■ **Request**
Below are entries. Pull out all lines containing "sister".

[Extracted data entries]
● ● ● ●

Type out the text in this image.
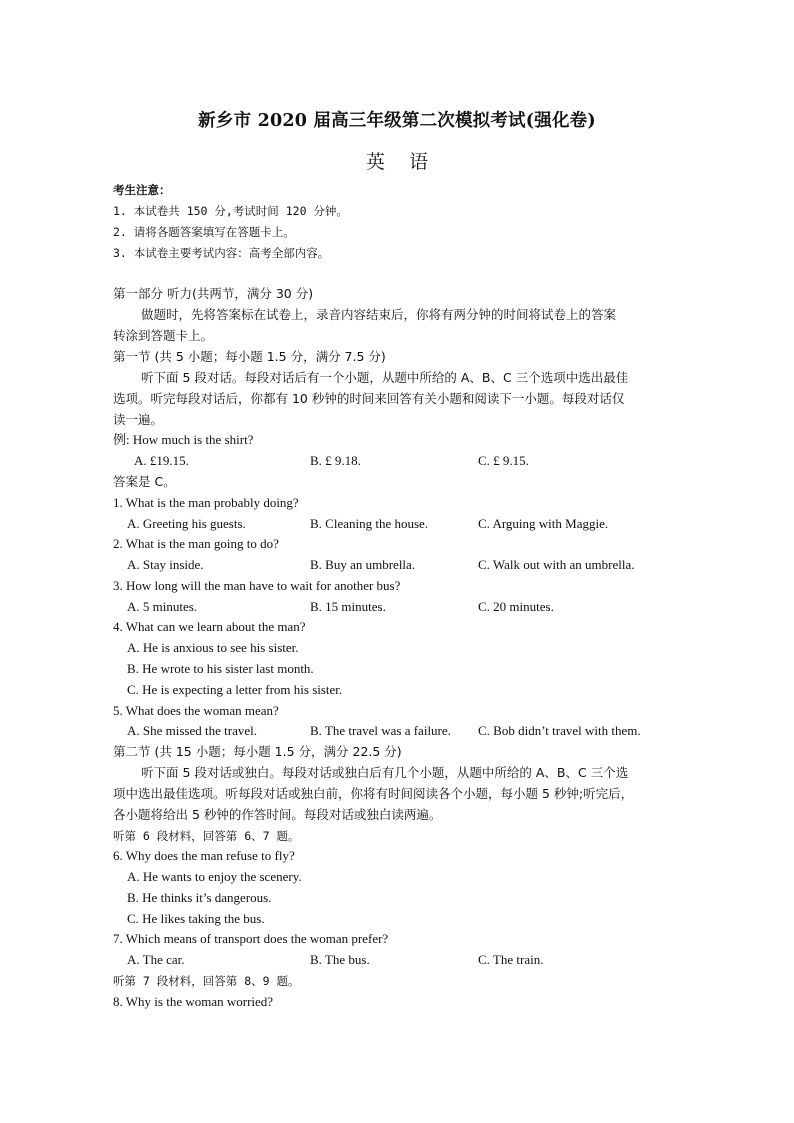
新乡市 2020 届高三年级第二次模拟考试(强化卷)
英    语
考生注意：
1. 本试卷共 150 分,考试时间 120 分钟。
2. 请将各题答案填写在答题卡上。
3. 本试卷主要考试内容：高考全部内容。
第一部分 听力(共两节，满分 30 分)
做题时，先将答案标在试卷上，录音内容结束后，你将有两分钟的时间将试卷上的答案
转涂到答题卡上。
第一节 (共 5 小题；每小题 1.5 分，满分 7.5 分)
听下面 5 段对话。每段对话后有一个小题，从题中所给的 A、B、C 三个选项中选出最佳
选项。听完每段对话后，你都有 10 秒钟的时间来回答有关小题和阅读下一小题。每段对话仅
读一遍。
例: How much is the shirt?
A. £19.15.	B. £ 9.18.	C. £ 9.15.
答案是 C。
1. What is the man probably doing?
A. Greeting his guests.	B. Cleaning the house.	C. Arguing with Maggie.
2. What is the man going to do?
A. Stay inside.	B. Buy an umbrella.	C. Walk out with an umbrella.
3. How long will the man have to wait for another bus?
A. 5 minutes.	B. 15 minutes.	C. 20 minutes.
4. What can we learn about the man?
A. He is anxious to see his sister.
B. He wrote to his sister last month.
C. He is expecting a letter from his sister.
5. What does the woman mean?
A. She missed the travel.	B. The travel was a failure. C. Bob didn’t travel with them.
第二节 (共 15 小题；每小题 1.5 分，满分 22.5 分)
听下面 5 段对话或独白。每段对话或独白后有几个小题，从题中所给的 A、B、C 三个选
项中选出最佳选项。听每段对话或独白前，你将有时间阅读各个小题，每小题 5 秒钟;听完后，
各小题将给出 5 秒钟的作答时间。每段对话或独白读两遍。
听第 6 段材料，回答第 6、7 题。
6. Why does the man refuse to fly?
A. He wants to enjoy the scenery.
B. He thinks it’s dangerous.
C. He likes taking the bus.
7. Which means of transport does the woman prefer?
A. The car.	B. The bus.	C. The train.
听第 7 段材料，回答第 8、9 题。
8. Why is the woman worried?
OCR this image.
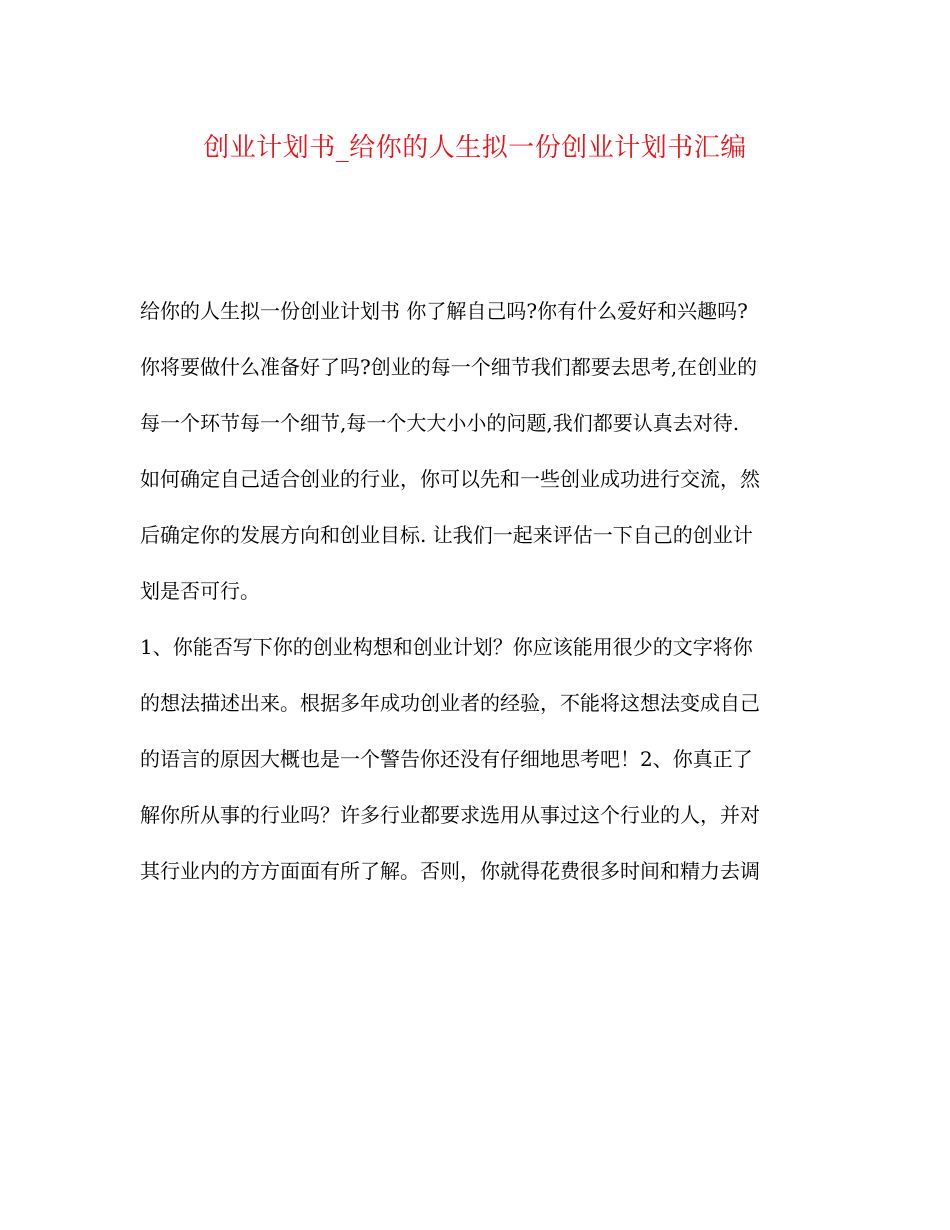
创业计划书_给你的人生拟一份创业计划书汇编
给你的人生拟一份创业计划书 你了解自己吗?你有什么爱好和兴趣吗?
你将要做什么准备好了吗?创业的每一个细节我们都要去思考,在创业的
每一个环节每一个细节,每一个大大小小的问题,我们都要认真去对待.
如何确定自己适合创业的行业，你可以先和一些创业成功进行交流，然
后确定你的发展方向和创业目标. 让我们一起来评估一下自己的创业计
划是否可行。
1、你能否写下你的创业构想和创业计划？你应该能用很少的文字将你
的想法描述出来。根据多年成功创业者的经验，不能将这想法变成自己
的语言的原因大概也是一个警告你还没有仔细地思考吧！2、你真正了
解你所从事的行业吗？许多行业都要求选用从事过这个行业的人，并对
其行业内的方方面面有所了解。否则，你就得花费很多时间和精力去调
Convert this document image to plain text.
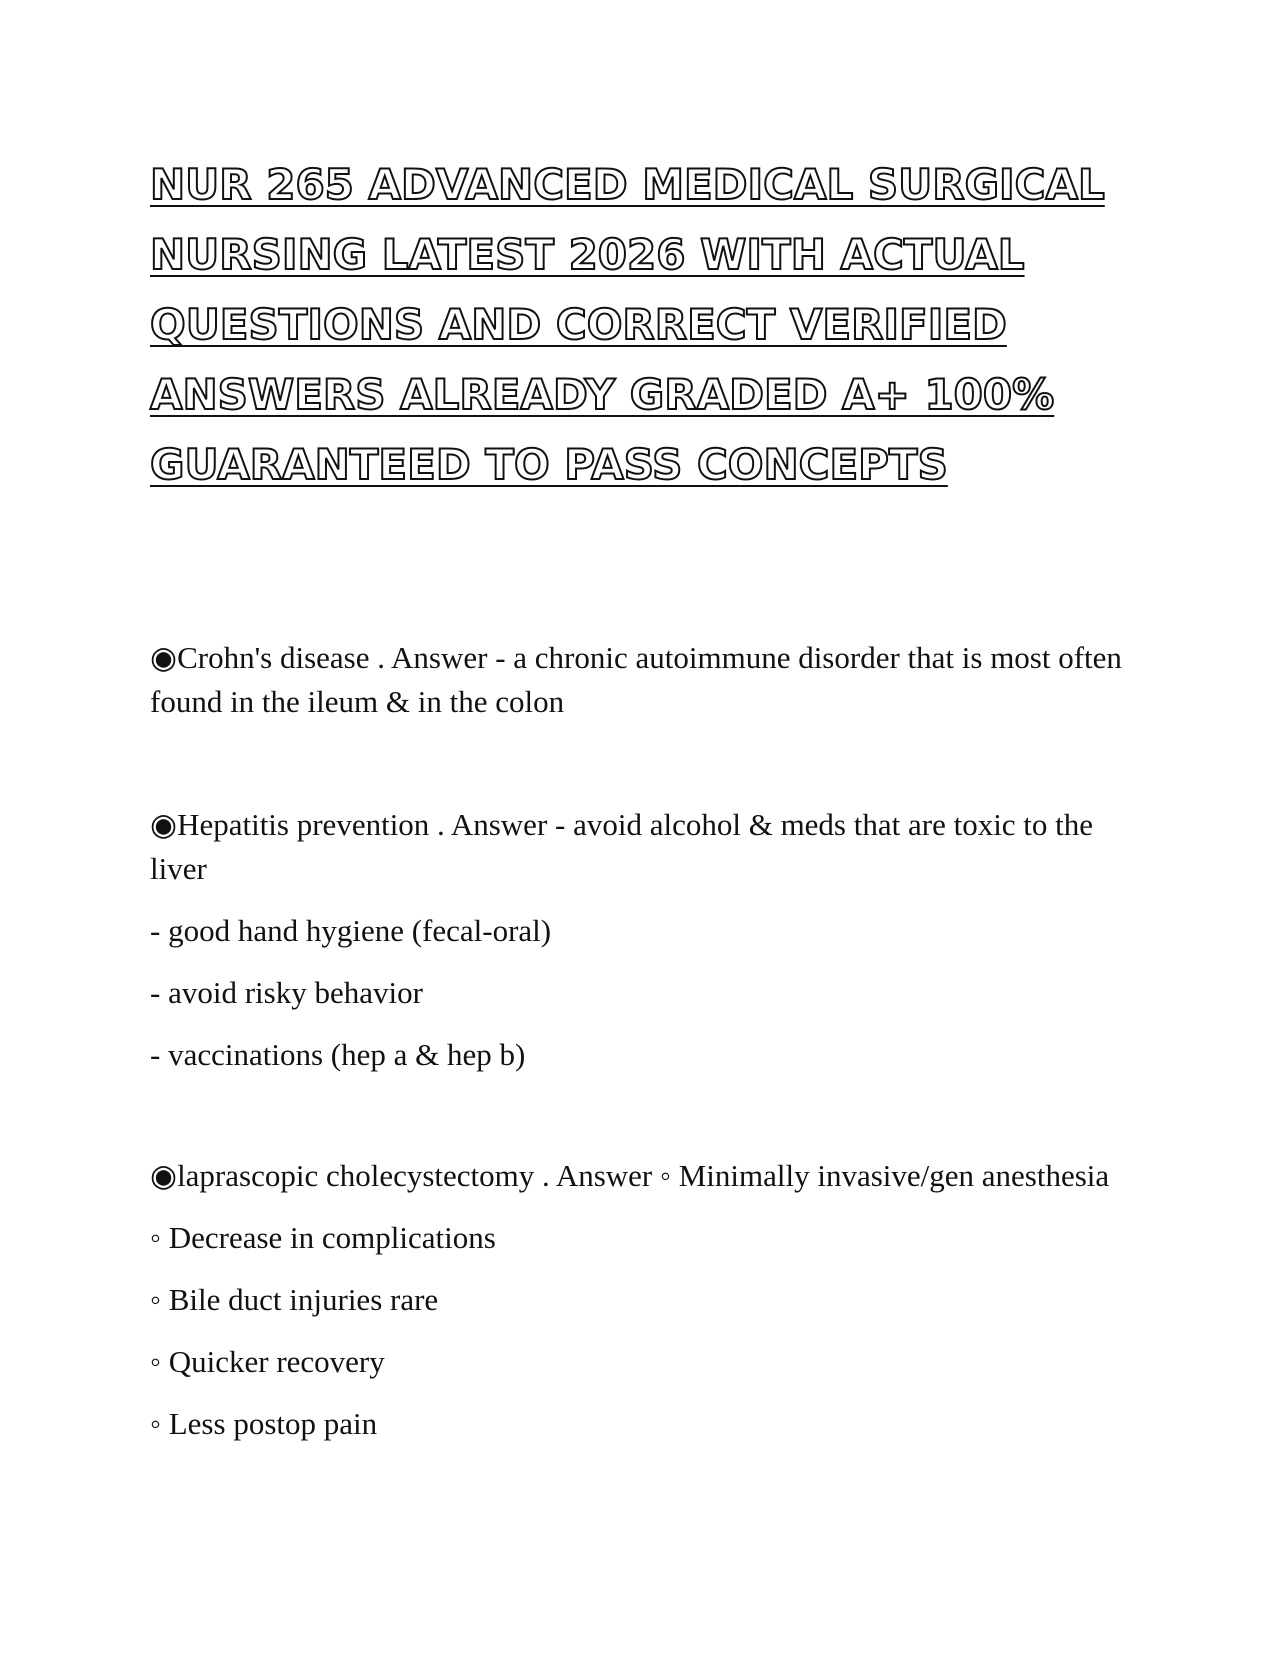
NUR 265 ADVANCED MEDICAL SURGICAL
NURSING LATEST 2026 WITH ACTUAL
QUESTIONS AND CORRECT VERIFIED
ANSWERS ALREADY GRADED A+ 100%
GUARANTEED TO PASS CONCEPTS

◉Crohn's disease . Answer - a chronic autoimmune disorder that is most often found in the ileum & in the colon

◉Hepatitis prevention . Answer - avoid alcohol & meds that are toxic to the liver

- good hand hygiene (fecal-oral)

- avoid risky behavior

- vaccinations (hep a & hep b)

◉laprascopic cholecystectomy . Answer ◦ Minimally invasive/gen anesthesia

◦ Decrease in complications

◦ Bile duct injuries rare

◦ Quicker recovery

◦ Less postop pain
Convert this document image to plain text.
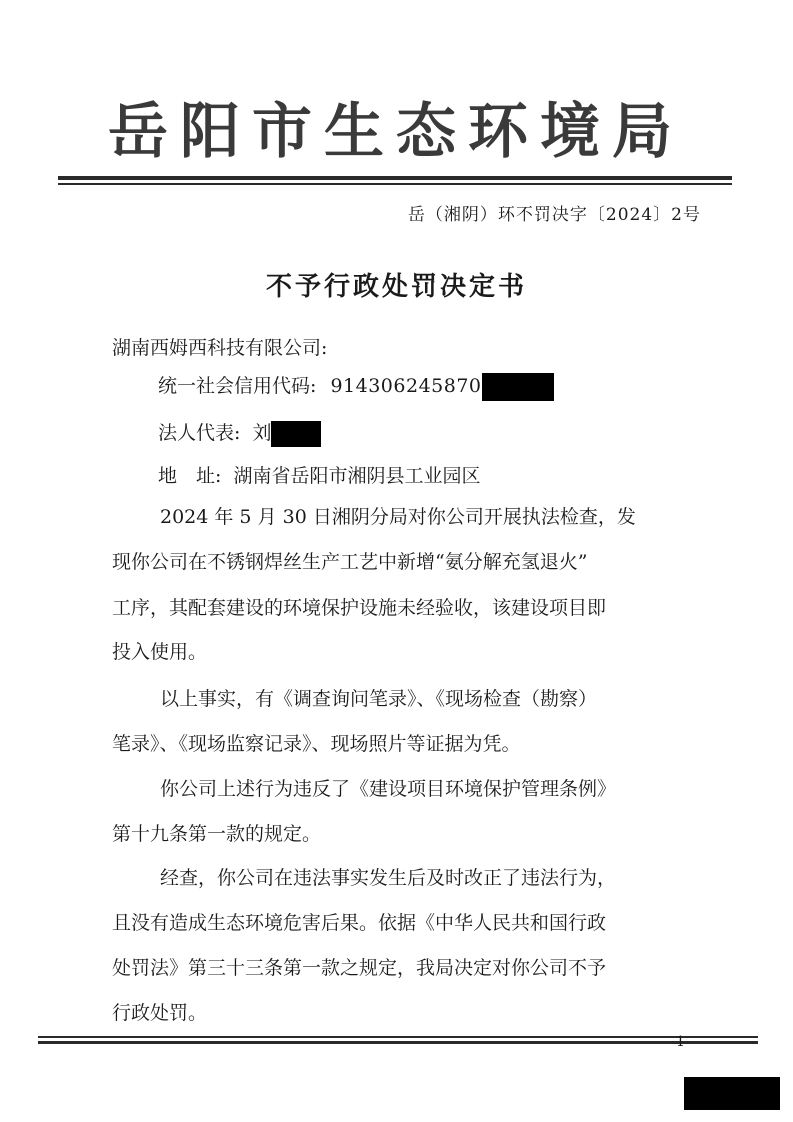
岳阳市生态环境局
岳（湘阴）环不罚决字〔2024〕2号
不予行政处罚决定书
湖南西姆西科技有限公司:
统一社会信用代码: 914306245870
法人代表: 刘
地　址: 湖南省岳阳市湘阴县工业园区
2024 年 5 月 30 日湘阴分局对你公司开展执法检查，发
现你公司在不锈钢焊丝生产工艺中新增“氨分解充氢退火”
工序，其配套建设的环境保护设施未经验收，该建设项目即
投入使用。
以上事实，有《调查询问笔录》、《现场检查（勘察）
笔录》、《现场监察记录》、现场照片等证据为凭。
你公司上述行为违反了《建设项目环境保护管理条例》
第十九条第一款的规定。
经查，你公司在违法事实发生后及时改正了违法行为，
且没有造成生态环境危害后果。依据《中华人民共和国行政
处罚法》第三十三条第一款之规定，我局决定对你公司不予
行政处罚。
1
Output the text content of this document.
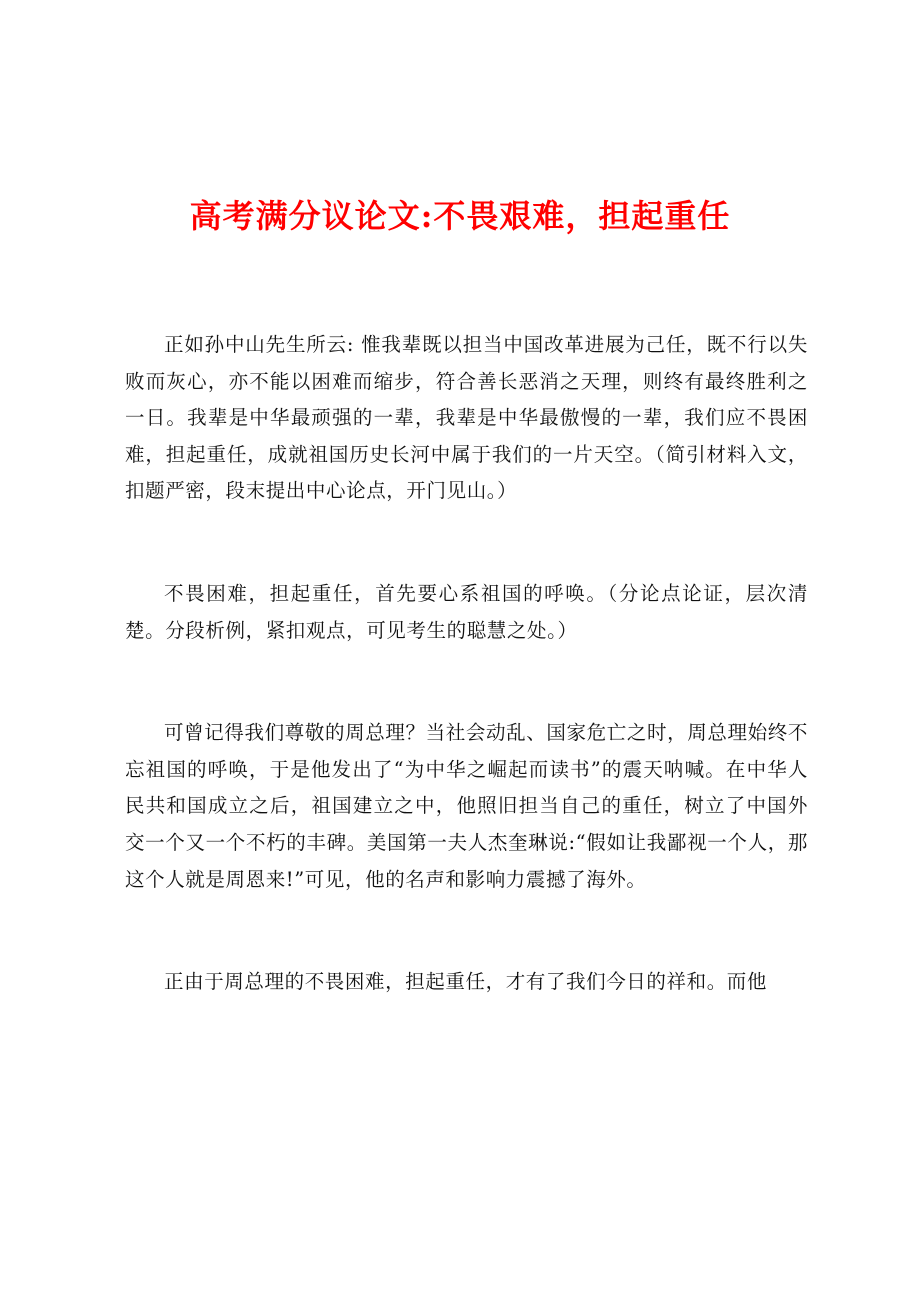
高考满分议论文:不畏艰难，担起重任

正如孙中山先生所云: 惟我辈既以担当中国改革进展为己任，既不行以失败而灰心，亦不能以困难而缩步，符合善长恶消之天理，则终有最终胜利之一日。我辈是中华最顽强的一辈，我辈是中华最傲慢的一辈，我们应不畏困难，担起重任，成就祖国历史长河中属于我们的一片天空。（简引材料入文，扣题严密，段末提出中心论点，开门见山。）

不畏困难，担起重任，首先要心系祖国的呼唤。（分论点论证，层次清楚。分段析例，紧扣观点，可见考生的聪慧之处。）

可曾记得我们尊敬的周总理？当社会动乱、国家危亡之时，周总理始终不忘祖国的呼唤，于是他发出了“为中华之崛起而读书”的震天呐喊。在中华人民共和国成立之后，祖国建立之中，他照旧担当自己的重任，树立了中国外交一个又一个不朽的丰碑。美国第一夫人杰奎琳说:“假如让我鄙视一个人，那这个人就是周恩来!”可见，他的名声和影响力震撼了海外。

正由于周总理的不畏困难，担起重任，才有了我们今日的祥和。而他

● ● ● ●

■ **Task response**
A. He is anxious to see his sister.
B. He wrote to his sister last month.
C. He is expecting a letter from his sister.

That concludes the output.